Written request:
All lines in the data bearing the string "middle" should be identified and copied.

Material supplied:
☆ ☆ ☆ ☆

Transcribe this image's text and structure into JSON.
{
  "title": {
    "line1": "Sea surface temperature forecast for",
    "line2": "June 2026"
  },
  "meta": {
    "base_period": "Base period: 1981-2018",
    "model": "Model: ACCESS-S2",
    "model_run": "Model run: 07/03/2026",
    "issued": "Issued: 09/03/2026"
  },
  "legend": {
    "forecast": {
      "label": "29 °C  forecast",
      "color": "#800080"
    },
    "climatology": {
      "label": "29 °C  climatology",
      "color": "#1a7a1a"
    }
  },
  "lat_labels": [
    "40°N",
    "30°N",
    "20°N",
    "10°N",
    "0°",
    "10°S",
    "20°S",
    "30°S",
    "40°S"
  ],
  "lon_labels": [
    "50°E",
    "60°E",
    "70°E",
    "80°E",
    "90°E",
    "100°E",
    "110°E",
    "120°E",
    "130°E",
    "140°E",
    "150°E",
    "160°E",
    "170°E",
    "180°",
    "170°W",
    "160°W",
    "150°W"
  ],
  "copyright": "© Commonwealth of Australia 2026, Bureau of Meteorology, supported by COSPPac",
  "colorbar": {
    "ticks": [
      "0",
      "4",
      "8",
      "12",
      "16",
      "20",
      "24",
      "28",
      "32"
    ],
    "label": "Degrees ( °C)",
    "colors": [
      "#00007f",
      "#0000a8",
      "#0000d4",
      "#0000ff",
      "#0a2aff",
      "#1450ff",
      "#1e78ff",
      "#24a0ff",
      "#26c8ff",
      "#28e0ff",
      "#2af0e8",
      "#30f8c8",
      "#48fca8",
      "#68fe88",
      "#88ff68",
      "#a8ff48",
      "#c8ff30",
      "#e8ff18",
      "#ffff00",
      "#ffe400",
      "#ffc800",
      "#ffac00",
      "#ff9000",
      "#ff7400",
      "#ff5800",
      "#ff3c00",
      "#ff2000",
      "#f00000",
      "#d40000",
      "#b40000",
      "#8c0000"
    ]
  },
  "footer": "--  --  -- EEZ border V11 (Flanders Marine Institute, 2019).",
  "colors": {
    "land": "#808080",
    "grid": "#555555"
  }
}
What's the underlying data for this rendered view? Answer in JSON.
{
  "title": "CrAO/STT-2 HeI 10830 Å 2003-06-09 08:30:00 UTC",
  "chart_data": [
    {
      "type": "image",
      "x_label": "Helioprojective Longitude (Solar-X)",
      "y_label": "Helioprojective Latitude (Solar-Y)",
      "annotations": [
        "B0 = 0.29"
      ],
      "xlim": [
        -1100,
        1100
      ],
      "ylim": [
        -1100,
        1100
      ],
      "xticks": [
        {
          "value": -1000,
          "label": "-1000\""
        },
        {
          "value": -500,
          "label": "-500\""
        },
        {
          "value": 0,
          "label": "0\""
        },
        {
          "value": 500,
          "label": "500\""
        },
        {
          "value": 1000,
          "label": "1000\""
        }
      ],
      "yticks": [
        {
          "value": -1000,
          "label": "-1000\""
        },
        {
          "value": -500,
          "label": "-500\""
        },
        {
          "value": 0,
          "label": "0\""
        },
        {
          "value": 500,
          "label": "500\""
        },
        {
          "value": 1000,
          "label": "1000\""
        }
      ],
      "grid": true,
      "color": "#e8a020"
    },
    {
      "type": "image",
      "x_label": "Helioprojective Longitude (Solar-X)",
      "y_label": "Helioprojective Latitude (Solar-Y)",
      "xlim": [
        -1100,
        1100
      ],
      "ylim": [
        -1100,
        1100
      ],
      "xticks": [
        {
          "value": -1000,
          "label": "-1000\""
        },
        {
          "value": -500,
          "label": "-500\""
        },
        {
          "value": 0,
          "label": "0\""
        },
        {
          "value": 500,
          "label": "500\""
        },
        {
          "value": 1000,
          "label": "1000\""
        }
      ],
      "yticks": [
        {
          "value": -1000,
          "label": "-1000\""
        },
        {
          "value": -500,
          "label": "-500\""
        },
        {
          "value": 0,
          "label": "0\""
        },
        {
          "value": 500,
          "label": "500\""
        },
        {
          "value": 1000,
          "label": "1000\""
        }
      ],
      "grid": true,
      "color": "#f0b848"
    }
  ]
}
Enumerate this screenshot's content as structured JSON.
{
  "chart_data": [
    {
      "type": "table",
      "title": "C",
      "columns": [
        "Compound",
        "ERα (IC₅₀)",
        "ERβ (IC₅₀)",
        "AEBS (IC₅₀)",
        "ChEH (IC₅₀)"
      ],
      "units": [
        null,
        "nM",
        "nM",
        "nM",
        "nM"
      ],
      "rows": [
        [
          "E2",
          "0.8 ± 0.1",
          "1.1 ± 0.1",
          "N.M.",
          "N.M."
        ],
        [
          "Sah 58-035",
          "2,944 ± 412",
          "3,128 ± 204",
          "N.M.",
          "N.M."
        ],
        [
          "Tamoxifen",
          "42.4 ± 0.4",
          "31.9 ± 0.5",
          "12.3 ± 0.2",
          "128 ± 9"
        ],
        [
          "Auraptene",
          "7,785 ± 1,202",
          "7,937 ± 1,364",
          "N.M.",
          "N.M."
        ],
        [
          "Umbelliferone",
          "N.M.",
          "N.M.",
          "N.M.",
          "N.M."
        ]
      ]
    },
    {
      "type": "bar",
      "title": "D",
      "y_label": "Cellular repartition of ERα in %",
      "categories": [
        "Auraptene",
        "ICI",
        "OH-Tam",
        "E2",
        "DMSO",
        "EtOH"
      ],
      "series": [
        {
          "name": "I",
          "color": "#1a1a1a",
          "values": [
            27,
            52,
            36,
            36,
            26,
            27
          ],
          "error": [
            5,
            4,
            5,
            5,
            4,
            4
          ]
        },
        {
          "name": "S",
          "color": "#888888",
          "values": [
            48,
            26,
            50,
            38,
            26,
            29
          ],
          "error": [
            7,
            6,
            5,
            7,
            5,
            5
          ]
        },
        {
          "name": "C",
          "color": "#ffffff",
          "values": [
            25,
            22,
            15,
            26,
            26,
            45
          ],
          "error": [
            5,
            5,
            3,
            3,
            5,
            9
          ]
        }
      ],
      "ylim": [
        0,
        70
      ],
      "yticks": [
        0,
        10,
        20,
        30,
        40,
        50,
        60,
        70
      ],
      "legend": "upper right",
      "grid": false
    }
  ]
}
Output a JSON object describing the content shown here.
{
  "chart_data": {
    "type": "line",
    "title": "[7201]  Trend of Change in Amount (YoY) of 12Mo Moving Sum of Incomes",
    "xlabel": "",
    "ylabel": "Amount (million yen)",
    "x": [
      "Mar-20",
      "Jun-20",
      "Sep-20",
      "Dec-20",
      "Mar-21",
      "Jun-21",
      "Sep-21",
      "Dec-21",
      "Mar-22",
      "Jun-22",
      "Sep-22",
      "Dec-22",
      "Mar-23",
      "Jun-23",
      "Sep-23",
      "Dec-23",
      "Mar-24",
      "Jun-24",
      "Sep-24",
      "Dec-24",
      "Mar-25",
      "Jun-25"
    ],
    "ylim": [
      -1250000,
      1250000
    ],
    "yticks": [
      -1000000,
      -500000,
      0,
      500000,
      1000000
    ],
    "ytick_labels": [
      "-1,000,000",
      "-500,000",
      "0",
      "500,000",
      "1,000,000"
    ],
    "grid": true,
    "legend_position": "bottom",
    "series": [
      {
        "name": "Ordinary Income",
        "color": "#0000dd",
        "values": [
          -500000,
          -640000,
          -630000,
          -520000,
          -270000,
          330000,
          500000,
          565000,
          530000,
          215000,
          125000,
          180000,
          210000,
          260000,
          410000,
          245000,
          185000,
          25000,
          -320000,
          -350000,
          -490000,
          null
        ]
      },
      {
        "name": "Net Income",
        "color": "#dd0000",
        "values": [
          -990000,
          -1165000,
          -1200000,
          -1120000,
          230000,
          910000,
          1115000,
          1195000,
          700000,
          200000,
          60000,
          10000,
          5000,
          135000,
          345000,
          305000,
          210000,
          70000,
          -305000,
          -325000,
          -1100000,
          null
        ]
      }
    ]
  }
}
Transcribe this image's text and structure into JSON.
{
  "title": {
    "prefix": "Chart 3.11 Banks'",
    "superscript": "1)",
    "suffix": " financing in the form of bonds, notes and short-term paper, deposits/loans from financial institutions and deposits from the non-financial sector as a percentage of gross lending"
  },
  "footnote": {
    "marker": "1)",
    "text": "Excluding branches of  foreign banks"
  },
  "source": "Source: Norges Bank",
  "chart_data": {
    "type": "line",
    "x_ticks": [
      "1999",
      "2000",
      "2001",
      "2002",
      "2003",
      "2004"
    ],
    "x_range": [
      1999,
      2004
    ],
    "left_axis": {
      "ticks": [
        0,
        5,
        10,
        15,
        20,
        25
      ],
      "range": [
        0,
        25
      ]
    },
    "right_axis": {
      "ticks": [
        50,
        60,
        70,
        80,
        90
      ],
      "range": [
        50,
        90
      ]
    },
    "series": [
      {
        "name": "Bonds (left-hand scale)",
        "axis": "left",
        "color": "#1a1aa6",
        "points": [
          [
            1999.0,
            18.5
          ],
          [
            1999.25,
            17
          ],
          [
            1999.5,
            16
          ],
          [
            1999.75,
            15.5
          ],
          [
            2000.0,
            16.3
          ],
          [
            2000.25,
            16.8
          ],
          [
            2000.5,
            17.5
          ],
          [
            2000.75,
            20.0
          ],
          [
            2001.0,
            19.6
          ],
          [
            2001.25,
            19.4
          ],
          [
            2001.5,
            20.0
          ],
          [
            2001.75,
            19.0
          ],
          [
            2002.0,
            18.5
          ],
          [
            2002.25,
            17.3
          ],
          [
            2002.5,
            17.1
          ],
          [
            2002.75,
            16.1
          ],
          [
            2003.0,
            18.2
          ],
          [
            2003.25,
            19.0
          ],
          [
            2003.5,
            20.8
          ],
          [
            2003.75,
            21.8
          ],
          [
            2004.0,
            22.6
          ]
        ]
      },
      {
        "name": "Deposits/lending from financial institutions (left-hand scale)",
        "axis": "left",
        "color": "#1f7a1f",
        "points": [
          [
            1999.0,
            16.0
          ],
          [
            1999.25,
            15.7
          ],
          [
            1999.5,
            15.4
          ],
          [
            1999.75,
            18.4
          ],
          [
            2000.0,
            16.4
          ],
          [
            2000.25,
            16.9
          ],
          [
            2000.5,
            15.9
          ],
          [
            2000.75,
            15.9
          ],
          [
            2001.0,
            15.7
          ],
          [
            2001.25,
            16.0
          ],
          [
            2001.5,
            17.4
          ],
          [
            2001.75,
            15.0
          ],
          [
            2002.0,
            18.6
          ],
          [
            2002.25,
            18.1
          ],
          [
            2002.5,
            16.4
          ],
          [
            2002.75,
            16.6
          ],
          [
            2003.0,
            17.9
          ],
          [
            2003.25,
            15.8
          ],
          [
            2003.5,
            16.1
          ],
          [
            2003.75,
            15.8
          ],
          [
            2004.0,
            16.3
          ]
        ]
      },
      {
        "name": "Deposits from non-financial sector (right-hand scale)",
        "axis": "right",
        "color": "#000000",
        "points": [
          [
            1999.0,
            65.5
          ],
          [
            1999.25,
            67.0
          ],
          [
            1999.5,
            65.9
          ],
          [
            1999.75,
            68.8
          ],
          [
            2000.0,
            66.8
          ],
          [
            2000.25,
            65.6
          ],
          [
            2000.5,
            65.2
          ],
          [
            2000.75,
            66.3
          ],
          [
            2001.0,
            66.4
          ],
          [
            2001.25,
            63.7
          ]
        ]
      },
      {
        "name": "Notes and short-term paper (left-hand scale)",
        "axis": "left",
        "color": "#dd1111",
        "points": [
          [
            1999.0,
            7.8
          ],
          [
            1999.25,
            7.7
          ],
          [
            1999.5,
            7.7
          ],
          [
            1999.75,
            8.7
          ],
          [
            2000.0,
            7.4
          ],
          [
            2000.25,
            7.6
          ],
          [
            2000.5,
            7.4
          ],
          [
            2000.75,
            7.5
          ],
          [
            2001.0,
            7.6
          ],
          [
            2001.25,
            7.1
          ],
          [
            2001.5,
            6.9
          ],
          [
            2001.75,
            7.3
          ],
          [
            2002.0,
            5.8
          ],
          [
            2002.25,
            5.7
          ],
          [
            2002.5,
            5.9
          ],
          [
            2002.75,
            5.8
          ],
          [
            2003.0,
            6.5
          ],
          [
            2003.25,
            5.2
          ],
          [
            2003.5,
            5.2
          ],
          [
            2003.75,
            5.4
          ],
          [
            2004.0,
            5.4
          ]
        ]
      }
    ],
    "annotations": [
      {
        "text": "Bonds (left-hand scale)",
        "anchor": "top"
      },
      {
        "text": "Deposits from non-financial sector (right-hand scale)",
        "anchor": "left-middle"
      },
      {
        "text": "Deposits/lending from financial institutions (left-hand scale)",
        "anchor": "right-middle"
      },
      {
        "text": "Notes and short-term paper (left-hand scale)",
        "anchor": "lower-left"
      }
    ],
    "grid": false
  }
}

☆ ☆ ☆ ☆

Task solution:
        "anchor": "left-middle"
        "anchor": "right-middle"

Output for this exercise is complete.